- **DATA TO USE**:
====

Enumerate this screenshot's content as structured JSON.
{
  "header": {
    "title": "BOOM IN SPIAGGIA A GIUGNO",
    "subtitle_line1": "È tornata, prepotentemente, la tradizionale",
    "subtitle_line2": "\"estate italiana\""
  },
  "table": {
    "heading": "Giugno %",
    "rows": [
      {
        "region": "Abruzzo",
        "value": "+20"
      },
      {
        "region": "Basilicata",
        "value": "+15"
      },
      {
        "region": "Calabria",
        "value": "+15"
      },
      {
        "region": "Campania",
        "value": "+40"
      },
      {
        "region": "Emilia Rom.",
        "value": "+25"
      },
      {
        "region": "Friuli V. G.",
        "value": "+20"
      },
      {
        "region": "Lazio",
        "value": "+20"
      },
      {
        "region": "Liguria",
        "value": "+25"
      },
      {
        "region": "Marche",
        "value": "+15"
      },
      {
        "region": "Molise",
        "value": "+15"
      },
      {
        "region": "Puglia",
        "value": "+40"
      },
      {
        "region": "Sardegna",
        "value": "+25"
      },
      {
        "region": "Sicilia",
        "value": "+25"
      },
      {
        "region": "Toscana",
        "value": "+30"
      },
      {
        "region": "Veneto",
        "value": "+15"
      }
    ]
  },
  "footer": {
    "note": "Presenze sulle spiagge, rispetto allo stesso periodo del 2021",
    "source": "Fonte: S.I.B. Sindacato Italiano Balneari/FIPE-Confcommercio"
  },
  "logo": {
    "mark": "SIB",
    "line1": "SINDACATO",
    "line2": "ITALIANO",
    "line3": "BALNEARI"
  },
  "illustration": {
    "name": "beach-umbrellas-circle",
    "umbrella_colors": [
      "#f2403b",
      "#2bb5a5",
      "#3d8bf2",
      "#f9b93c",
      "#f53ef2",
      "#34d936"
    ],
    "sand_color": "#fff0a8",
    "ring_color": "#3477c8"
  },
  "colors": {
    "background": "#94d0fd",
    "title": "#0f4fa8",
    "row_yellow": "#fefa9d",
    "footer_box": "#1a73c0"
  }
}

====

- **EXERCISE BRIEF**: Repeat the material above exactly.

- **RESULT OF THE EXERCISE**:
Enumerate this screenshot's content as structured JSON.
{
  "header": {
    "title": "BOOM IN SPIAGGIA A GIUGNO",
    "subtitle_line1": "È tornata, prepotentemente, la tradizionale",
    "subtitle_line2": "\"estate italiana\""
  },
  "table": {
    "heading": "Giugno %",
    "rows": [
      {
        "region": "Abruzzo",
        "value": "+20"
      },
      {
        "region": "Basilicata",
        "value": "+15"
      },
      {
        "region": "Calabria",
        "value": "+15"
      },
      {
        "region": "Campania",
        "value": "+40"
      },
      {
        "region": "Emilia Rom.",
        "value": "+25"
      },
      {
        "region": "Friuli V. G.",
        "value": "+20"
      },
      {
        "region": "Lazio",
        "value": "+20"
      },
      {
        "region": "Liguria",
        "value": "+25"
      },
      {
        "region": "Marche",
        "value": "+15"
      },
      {
        "region": "Molise",
        "value": "+15"
      },
      {
        "region": "Puglia",
        "value": "+40"
      },
      {
        "region": "Sardegna",
        "value": "+25"
      },
      {
        "region": "Sicilia",
        "value": "+25"
      },
      {
        "region": "Toscana",
        "value": "+30"
      },
      {
        "region": "Veneto",
        "value": "+15"
      }
    ]
  },
  "footer": {
    "note": "Presenze sulle spiagge, rispetto allo stesso periodo del 2021",
    "source": "Fonte: S.I.B. Sindacato Italiano Balneari/FIPE-Confcommercio"
  },
  "logo": {
    "mark": "SIB",
    "line1": "SINDACATO",
    "line2": "ITALIANO",
    "line3": "BALNEARI"
  },
  "illustration": {
    "name": "beach-umbrellas-circle",
    "umbrella_colors": [
      "#f2403b",
      "#2bb5a5",
      "#3d8bf2",
      "#f9b93c",
      "#f53ef2",
      "#34d936"
    ],
    "sand_color": "#fff0a8",
    "ring_color": "#3477c8"
  },
  "colors": {
    "background": "#94d0fd",
    "title": "#0f4fa8",
    "row_yellow": "#fefa9d",
    "footer_box": "#1a73c0"
  }
}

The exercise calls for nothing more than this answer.